_WHAT TO WORK ON_.
Look through the material below. Copy every line with the string "tant" in it.

_SUPPLIED MATERIAL_.
○ ○ ○ ○

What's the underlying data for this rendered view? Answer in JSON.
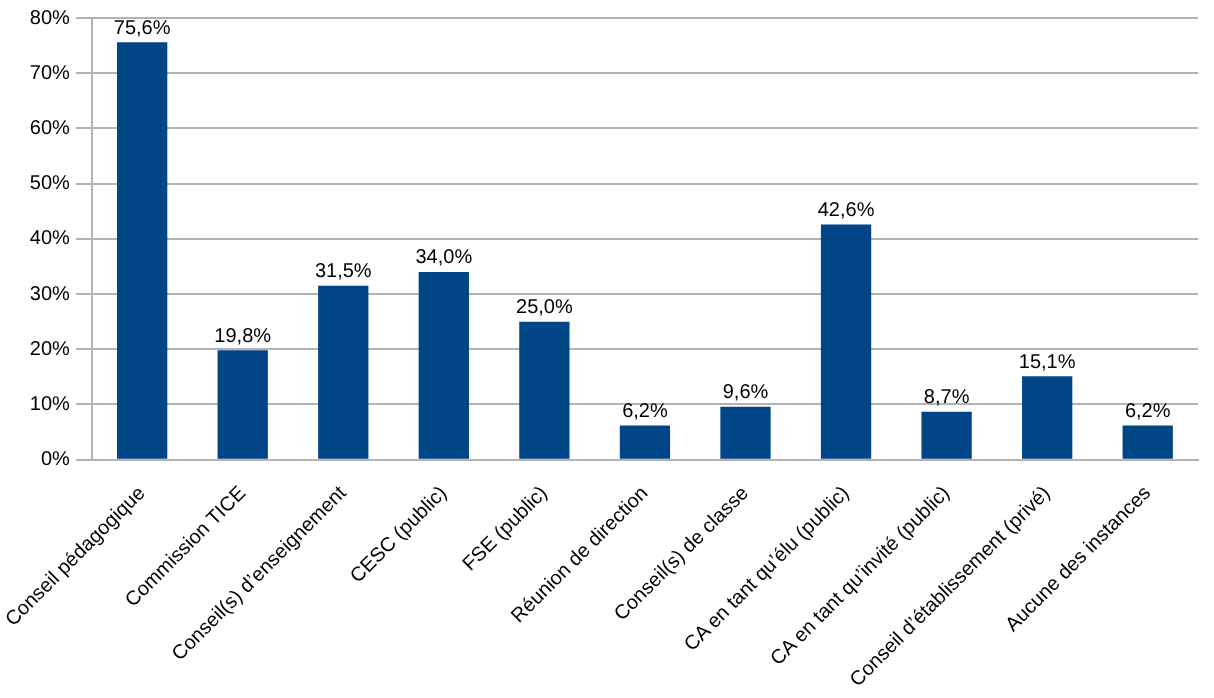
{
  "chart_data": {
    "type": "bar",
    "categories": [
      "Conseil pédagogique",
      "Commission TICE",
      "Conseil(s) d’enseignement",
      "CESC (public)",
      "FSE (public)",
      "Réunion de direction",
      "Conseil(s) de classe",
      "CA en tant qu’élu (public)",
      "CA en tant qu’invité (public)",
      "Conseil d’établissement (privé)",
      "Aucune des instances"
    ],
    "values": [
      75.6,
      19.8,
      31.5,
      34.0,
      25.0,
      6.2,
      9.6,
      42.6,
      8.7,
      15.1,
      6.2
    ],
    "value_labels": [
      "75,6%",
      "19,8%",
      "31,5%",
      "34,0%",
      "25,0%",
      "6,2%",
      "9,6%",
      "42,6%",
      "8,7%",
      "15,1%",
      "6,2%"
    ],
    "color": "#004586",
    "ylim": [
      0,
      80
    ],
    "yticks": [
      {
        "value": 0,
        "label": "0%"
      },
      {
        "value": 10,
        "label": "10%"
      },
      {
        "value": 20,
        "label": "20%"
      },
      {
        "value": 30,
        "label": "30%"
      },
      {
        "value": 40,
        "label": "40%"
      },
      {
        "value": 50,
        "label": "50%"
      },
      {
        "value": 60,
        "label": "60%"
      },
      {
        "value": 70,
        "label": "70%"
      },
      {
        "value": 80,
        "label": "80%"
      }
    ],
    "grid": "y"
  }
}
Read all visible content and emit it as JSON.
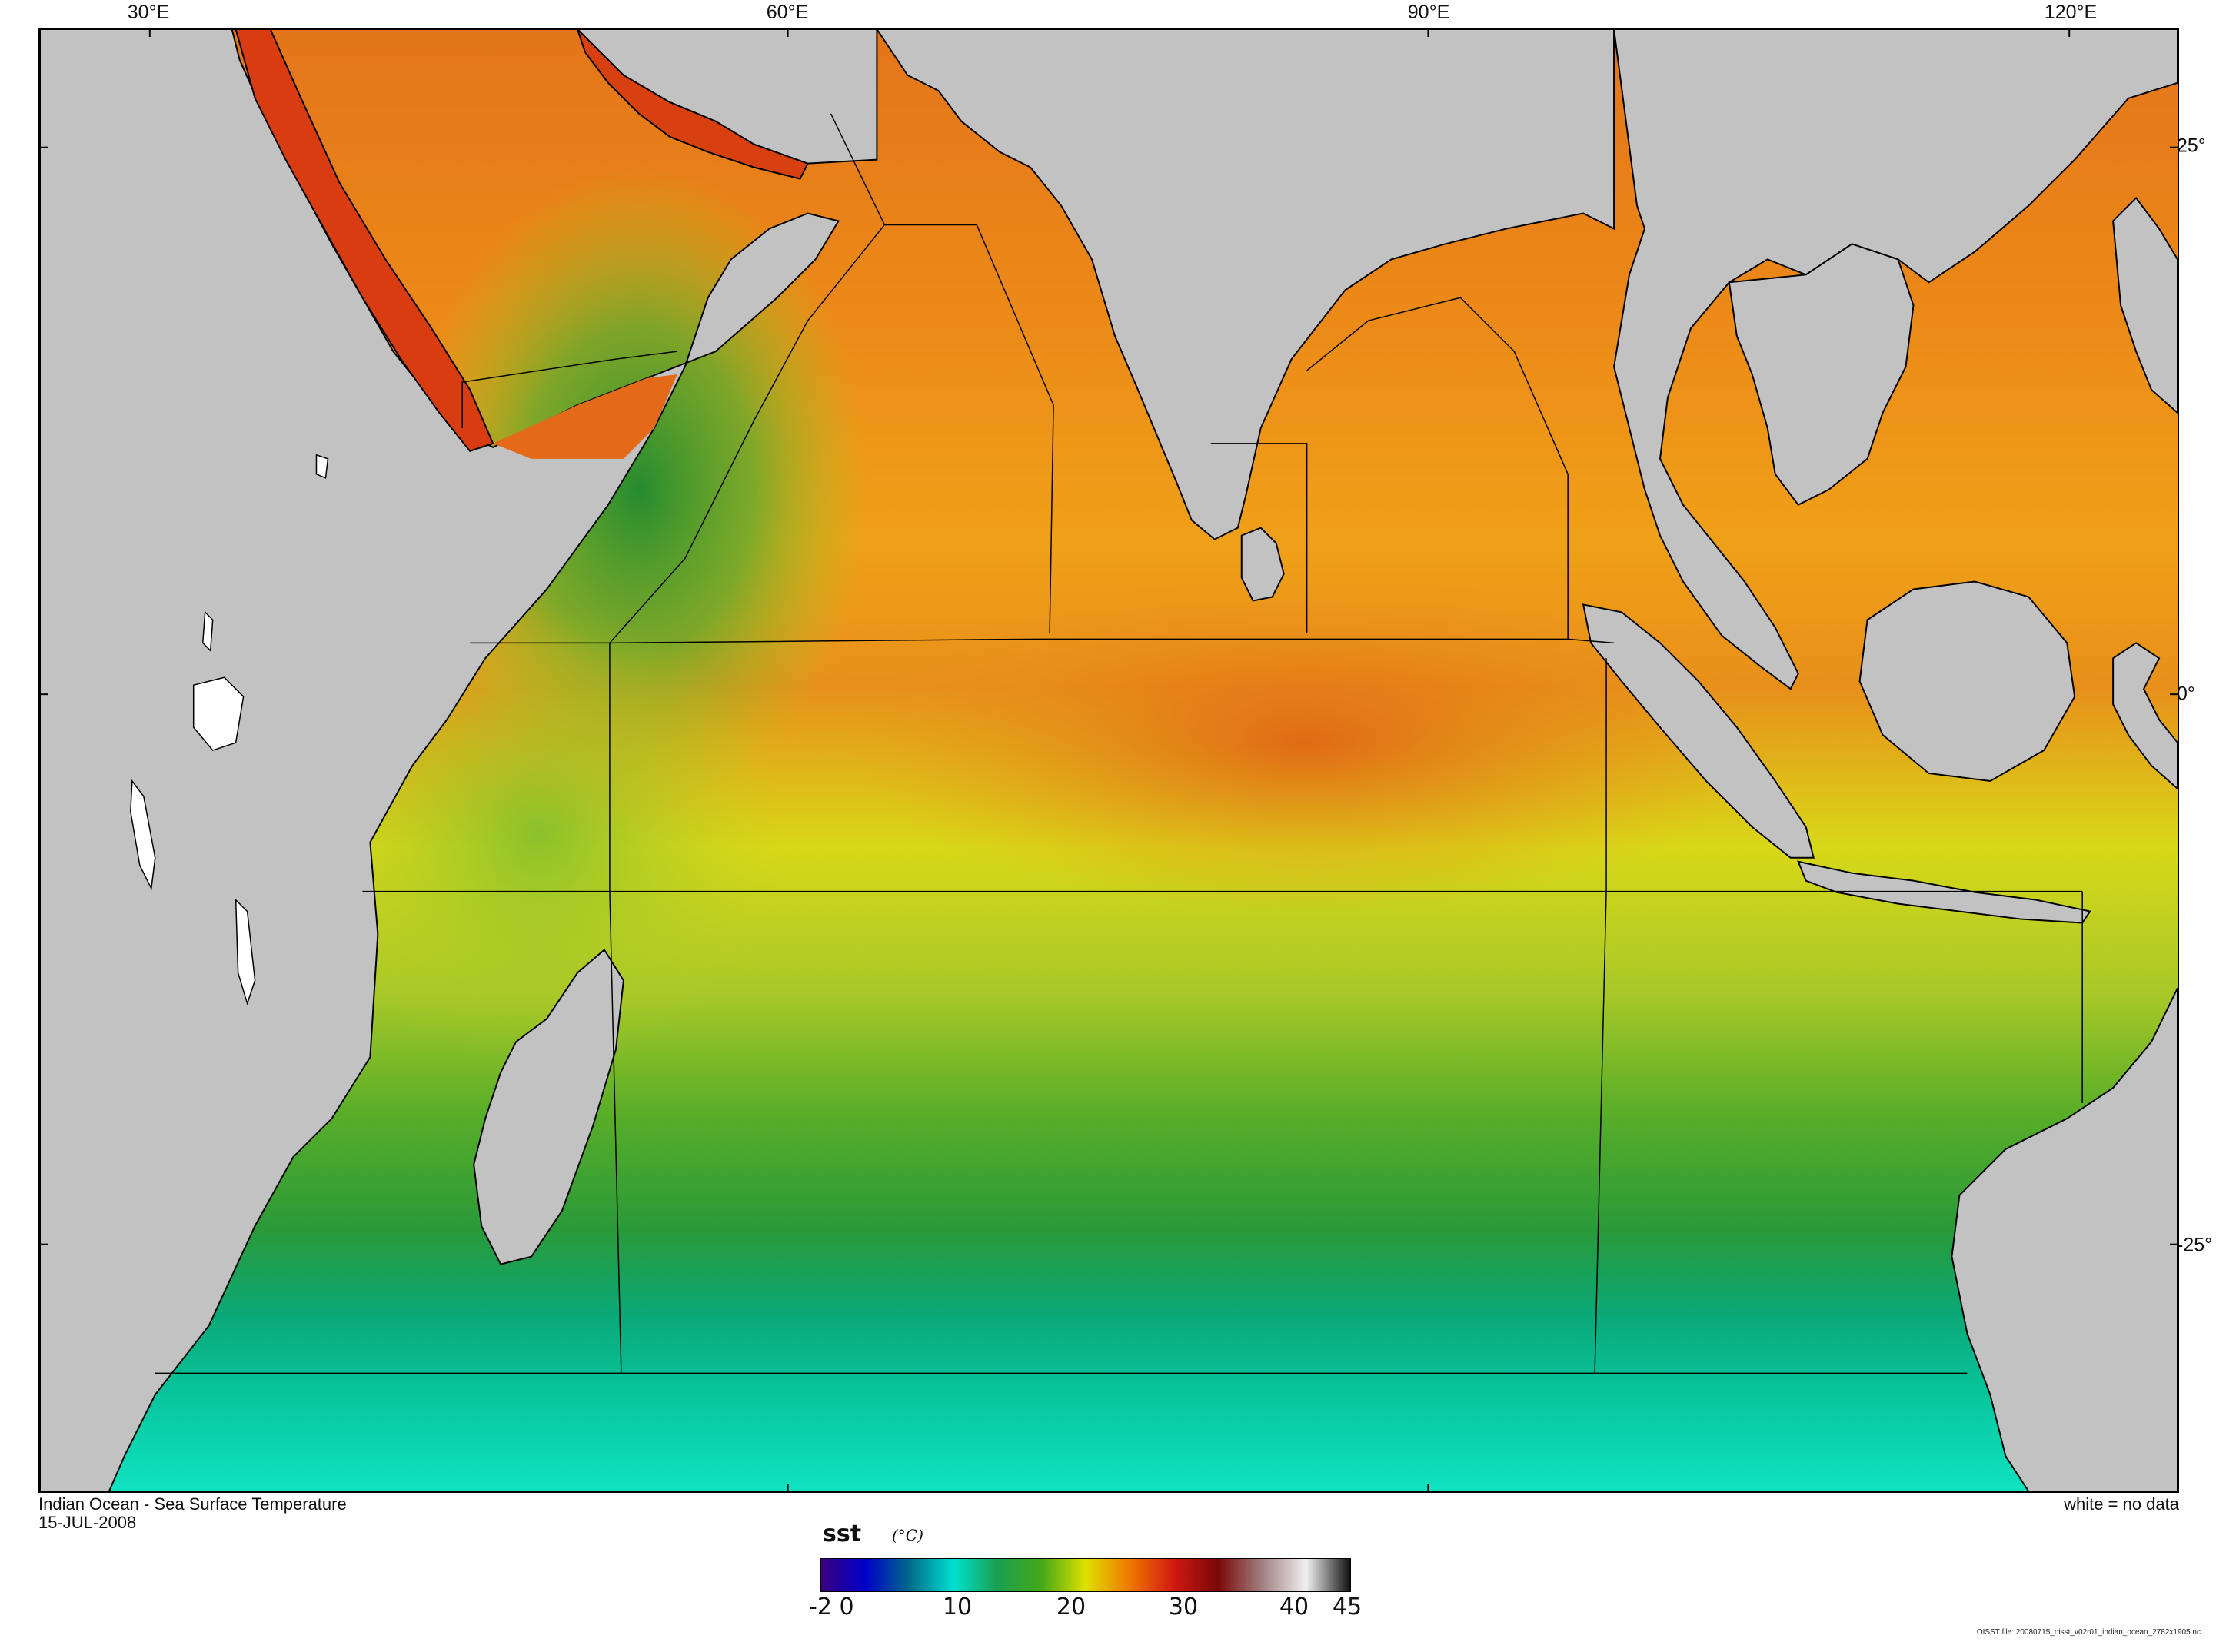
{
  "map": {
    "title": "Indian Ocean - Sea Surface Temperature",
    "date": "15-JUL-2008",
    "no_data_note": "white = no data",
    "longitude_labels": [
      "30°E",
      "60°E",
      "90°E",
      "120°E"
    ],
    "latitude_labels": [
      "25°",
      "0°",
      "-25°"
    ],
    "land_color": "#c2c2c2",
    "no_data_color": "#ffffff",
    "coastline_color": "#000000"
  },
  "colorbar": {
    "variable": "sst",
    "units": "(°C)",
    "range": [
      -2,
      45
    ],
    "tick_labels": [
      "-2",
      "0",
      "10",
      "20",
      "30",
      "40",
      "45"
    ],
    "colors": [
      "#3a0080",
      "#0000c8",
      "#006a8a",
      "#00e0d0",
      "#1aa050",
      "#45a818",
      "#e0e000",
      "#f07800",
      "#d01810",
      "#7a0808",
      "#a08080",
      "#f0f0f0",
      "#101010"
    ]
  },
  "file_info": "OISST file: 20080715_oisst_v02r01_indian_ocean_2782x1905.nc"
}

○ ○ ○ ○

_TASK ANSWER_.
      "CA en tant qu’élu (public)",
      "CA en tant qu’invité (public)",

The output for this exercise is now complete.